§ **Exercise brief**
Extract all lines from the data beneath that include the word "companies".

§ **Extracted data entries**
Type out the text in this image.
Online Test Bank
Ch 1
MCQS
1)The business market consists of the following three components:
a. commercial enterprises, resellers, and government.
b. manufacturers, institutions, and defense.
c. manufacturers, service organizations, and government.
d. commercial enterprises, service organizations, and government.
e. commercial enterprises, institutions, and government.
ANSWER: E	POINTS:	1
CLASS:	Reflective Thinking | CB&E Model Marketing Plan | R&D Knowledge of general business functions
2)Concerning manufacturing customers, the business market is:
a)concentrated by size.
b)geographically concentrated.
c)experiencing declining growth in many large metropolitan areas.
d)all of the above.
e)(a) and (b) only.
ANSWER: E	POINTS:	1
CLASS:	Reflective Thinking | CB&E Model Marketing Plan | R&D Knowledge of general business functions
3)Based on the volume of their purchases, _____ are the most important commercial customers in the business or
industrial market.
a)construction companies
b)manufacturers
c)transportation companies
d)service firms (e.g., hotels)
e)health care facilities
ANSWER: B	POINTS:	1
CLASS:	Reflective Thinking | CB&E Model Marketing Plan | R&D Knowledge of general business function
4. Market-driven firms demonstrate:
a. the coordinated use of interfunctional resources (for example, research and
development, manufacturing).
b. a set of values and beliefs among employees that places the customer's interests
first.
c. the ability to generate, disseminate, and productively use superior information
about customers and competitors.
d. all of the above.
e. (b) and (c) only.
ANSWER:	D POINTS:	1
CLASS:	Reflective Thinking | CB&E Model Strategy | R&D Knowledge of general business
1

§ **Response to the exercise**
a)construction companies
c)transportation companies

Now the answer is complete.